* Provided records
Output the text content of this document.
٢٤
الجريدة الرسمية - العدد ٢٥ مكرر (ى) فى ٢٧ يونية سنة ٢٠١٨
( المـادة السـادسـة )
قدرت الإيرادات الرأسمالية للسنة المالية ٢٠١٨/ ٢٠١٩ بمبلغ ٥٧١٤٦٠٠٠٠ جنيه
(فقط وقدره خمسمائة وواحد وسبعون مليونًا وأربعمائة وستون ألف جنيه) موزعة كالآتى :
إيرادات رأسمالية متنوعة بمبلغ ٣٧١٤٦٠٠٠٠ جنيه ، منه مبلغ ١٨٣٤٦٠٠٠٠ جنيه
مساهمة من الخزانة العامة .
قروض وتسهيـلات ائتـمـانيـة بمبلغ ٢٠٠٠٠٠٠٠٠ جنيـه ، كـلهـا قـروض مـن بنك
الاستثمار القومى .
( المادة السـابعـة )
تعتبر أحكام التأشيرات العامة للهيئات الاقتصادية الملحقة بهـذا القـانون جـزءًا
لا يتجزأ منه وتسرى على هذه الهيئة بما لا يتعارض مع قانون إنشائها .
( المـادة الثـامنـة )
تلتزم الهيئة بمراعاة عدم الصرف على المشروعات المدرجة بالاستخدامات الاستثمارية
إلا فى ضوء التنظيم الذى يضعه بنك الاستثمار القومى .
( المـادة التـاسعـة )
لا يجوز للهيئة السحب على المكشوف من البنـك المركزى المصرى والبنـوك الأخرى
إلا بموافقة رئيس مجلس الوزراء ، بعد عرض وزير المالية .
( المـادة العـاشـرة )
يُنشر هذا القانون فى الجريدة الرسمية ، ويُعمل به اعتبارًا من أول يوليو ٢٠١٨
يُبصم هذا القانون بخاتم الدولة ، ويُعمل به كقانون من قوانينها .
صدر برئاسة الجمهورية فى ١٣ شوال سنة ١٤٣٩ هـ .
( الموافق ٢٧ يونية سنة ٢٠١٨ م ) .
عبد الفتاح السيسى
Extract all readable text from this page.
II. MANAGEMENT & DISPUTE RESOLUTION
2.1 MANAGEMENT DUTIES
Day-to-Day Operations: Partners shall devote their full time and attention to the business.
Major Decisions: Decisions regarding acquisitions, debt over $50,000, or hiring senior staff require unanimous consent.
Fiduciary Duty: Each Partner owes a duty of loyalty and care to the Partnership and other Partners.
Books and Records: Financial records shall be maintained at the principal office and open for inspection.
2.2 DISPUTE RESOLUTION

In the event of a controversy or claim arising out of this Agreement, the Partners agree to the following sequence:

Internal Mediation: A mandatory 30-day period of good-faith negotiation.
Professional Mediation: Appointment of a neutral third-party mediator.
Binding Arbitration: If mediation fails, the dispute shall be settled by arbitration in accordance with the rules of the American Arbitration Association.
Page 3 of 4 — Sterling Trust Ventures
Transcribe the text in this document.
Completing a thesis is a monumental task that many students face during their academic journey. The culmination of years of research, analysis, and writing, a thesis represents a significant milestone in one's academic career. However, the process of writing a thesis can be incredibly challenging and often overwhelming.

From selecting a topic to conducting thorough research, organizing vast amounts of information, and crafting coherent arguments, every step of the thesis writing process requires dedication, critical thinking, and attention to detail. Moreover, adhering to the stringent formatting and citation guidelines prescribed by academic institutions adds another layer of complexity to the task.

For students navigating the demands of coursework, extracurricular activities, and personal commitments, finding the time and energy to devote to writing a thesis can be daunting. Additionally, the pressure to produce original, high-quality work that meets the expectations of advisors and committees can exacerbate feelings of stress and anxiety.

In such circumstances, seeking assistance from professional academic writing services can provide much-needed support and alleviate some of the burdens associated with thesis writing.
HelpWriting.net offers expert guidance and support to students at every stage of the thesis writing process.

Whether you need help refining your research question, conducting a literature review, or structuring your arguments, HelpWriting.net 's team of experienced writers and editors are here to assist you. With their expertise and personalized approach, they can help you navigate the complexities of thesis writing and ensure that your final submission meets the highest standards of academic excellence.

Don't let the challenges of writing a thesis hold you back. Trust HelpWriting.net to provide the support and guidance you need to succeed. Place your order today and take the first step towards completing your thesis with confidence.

* What the exercise asks
Using the data above, output each line exactly.

* Result
Output the text content of this document.
٢٤
الجريدة الرسمية - العدد ٢٥ مكرر (ى) فى ٢٧ يونية سنة ٢٠١٨
( المـادة السـادسـة )
قدرت الإيرادات الرأسمالية للسنة المالية ٢٠١٨/ ٢٠١٩ بمبلغ ٥٧١٤٦٠٠٠٠ جنيه
(فقط وقدره خمسمائة وواحد وسبعون مليونًا وأربعمائة وستون ألف جنيه) موزعة كالآتى :
إيرادات رأسمالية متنوعة بمبلغ ٣٧١٤٦٠٠٠٠ جنيه ، منه مبلغ ١٨٣٤٦٠٠٠٠ جنيه
مساهمة من الخزانة العامة .
قروض وتسهيـلات ائتـمـانيـة بمبلغ ٢٠٠٠٠٠٠٠٠ جنيـه ، كـلهـا قـروض مـن بنك
الاستثمار القومى .
( المادة السـابعـة )
تعتبر أحكام التأشيرات العامة للهيئات الاقتصادية الملحقة بهـذا القـانون جـزءًا
لا يتجزأ منه وتسرى على هذه الهيئة بما لا يتعارض مع قانون إنشائها .
( المـادة الثـامنـة )
تلتزم الهيئة بمراعاة عدم الصرف على المشروعات المدرجة بالاستخدامات الاستثمارية
إلا فى ضوء التنظيم الذى يضعه بنك الاستثمار القومى .
( المـادة التـاسعـة )
لا يجوز للهيئة السحب على المكشوف من البنـك المركزى المصرى والبنـوك الأخرى
إلا بموافقة رئيس مجلس الوزراء ، بعد عرض وزير المالية .
( المـادة العـاشـرة )
يُنشر هذا القانون فى الجريدة الرسمية ، ويُعمل به اعتبارًا من أول يوليو ٢٠١٨
يُبصم هذا القانون بخاتم الدولة ، ويُعمل به كقانون من قوانينها .
صدر برئاسة الجمهورية فى ١٣ شوال سنة ١٤٣٩ هـ .
( الموافق ٢٧ يونية سنة ٢٠١٨ م ) .
عبد الفتاح السيسى
Extract all readable text from this page.
II. MANAGEMENT & DISPUTE RESOLUTION
2.1 MANAGEMENT DUTIES
Day-to-Day Operations: Partners shall devote their full time and attention to the business.
Major Decisions: Decisions regarding acquisitions, debt over $50,000, or hiring senior staff require unanimous consent.
Fiduciary Duty: Each Partner owes a duty of loyalty and care to the Partnership and other Partners.
Books and Records: Financial records shall be maintained at the principal office and open for inspection.
2.2 DISPUTE RESOLUTION

In the event of a controversy or claim arising out of this Agreement, the Partners agree to the following sequence:

Internal Mediation: A mandatory 30-day period of good-faith negotiation.
Professional Mediation: Appointment of a neutral third-party mediator.
Binding Arbitration: If mediation fails, the dispute shall be settled by arbitration in accordance with the rules of the American Arbitration Association.
Page 3 of 4 — Sterling Trust Ventures
Transcribe the text in this document.
Completing a thesis is a monumental task that many students face during their academic journey. The culmination of years of research, analysis, and writing, a thesis represents a significant milestone in one's academic career. However, the process of writing a thesis can be incredibly challenging and often overwhelming.

From selecting a topic to conducting thorough research, organizing vast amounts of information, and crafting coherent arguments, every step of the thesis writing process requires dedication, critical thinking, and attention to detail. Moreover, adhering to the stringent formatting and citation guidelines prescribed by academic institutions adds another layer of complexity to the task.

For students navigating the demands of coursework, extracurricular activities, and personal commitments, finding the time and energy to devote to writing a thesis can be daunting. Additionally, the pressure to produce original, high-quality work that meets the expectations of advisors and committees can exacerbate feelings of stress and anxiety.

In such circumstances, seeking assistance from professional academic writing services can provide much-needed support and alleviate some of the burdens associated with thesis writing.
HelpWriting.net offers expert guidance and support to students at every stage of the thesis writing process.

Whether you need help refining your research question, conducting a literature review, or structuring your arguments, HelpWriting.net 's team of experienced writers and editors are here to assist you. With their expertise and personalized approach, they can help you navigate the complexities of thesis writing and ensure that your final submission meets the highest standards of academic excellence.

Don't let the challenges of writing a thesis hold you back. Trust HelpWriting.net to provide the support and guidance you need to succeed. Place your order today and take the first step towards completing your thesis with confidence.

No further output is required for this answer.